### [Given instruction]
Go through the material below and copy all lines with "xlabel".
- - - - -
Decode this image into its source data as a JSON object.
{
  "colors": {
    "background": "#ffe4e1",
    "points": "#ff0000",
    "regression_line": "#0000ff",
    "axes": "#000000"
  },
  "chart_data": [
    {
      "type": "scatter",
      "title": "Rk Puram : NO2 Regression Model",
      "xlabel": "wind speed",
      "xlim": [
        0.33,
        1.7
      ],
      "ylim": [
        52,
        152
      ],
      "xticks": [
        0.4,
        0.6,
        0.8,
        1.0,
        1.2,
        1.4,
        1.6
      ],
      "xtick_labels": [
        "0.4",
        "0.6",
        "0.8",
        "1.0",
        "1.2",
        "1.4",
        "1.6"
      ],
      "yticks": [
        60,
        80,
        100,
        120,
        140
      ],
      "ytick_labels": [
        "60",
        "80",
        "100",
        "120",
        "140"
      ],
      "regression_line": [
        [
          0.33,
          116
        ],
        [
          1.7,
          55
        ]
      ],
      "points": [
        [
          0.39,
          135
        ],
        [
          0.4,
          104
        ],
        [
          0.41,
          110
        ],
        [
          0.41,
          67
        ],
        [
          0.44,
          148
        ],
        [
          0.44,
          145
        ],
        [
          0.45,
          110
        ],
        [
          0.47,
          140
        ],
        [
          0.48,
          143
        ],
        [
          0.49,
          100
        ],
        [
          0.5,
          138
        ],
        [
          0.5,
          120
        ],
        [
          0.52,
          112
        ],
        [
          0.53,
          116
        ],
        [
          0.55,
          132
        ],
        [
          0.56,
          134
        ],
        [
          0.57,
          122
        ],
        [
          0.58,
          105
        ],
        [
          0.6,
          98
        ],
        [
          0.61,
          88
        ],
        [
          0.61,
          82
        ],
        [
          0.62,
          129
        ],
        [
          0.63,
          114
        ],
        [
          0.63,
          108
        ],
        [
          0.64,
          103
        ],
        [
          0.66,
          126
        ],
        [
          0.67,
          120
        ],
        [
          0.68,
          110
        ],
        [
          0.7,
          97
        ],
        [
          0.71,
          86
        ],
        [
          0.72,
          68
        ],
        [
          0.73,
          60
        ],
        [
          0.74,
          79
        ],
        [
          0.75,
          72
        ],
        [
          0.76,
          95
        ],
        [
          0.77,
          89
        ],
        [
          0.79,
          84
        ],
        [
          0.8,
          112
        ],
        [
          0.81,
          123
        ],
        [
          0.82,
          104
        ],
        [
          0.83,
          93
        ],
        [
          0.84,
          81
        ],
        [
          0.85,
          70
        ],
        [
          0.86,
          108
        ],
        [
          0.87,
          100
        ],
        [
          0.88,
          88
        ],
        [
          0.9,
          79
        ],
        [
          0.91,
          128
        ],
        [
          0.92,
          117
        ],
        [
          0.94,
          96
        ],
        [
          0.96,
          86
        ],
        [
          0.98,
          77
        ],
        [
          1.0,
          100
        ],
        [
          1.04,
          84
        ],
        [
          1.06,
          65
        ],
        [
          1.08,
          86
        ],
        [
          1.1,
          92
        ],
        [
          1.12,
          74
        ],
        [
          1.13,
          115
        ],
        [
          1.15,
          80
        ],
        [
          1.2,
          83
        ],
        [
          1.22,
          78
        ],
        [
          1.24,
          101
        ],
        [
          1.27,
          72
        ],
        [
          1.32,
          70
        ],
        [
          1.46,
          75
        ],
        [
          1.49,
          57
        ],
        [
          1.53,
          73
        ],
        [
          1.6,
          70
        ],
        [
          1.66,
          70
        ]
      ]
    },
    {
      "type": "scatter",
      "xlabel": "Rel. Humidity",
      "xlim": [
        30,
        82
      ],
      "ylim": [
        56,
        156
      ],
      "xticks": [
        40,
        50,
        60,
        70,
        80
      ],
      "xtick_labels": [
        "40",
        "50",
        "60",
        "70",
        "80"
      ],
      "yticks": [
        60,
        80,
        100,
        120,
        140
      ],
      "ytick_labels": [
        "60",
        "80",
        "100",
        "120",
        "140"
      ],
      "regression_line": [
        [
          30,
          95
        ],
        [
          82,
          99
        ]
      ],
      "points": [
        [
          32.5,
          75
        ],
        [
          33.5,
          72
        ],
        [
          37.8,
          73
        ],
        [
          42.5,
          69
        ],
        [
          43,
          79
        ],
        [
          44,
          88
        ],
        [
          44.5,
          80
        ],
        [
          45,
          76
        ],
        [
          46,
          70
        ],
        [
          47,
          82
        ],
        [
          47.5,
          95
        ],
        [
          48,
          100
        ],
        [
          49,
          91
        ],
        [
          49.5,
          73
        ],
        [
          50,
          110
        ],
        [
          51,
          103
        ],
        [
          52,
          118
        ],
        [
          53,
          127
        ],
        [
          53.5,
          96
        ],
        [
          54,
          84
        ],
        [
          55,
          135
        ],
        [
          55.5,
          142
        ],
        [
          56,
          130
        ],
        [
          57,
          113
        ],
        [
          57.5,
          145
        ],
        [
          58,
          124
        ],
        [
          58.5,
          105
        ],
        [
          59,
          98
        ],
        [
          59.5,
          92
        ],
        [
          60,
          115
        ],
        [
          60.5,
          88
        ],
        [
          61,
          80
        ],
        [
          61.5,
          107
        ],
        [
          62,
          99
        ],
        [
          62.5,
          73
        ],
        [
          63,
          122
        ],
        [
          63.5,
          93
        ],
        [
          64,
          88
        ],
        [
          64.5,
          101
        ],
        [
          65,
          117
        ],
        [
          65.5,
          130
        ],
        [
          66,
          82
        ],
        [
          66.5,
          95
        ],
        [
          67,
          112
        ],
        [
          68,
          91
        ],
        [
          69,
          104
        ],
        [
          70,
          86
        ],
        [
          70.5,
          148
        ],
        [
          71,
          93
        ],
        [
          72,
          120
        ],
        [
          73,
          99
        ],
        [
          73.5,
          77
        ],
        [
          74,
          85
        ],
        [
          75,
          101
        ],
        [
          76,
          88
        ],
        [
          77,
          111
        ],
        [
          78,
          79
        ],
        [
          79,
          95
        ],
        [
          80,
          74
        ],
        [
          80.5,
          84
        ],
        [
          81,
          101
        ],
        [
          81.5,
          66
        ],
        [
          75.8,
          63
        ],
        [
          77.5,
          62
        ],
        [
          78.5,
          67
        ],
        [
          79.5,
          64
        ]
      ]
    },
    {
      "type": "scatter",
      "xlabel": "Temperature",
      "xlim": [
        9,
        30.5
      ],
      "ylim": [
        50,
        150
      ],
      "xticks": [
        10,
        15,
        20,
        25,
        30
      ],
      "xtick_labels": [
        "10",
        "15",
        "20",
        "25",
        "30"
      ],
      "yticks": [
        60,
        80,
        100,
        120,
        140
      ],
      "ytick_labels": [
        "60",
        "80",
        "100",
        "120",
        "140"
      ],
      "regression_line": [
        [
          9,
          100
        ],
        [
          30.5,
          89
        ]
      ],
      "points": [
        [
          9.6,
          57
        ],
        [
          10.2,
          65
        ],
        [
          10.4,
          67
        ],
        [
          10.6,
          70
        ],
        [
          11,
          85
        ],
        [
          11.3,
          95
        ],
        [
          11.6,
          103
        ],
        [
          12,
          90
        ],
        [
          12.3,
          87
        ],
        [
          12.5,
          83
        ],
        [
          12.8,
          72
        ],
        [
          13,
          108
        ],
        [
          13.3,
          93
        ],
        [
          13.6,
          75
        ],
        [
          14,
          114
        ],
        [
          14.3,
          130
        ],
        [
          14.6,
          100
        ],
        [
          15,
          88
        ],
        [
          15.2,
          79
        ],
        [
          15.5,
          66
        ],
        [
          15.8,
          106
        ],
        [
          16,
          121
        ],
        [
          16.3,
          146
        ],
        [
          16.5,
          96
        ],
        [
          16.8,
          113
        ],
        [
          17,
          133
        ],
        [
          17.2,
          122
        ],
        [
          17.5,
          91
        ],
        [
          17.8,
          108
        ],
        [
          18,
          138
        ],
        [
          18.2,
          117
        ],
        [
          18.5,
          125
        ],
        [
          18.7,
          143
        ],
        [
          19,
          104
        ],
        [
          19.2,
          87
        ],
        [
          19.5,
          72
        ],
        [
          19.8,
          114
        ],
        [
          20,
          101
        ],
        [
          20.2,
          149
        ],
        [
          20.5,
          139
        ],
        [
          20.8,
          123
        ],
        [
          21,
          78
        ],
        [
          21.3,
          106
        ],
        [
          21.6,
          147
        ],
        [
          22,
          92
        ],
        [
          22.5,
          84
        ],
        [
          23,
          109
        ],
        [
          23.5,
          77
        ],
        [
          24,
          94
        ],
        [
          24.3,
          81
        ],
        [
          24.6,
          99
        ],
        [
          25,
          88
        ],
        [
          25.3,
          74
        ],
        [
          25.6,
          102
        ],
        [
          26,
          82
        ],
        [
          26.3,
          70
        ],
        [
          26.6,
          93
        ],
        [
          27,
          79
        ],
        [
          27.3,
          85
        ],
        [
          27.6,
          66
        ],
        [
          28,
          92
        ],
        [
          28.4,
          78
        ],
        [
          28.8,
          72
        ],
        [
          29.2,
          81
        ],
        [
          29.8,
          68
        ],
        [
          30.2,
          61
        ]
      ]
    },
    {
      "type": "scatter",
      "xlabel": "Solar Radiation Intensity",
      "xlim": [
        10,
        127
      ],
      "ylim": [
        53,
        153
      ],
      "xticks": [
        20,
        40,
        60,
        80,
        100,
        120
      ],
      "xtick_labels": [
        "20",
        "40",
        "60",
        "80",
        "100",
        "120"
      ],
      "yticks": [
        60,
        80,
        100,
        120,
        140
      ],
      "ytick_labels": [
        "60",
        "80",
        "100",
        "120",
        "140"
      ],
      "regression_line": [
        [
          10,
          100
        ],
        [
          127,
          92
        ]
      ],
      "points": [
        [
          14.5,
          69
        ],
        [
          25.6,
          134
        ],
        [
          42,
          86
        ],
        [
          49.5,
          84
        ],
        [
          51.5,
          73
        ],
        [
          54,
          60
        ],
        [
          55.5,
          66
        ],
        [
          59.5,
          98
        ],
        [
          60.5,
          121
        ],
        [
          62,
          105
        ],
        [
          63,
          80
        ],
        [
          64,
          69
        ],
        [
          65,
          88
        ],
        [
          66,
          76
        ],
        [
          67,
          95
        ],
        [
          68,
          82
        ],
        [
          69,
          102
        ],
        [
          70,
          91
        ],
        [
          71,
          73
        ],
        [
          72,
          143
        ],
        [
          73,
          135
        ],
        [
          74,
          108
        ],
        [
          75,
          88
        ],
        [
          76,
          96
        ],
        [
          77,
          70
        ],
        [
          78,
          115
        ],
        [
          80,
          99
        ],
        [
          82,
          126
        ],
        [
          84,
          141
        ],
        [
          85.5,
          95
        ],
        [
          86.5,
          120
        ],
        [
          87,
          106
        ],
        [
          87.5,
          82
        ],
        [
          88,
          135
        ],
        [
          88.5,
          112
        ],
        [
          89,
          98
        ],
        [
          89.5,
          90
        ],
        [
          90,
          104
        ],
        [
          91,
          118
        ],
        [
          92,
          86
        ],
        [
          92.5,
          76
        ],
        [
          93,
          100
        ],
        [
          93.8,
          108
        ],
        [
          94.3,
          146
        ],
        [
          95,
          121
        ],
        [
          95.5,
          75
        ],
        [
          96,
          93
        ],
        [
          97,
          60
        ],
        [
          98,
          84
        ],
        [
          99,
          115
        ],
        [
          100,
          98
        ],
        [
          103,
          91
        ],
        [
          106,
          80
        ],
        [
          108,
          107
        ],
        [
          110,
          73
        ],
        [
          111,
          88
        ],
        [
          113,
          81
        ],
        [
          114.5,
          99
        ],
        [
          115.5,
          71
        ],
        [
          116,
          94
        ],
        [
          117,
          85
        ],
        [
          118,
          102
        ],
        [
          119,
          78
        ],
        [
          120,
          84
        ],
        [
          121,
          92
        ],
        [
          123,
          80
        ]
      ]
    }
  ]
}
- - - - -
### [Exercise answer]
      "xlabel": "wind speed",
      "xlabel": "Rel. Humidity",
      "xlabel": "Temperature",
      "xlabel": "Solar Radiation Intensity",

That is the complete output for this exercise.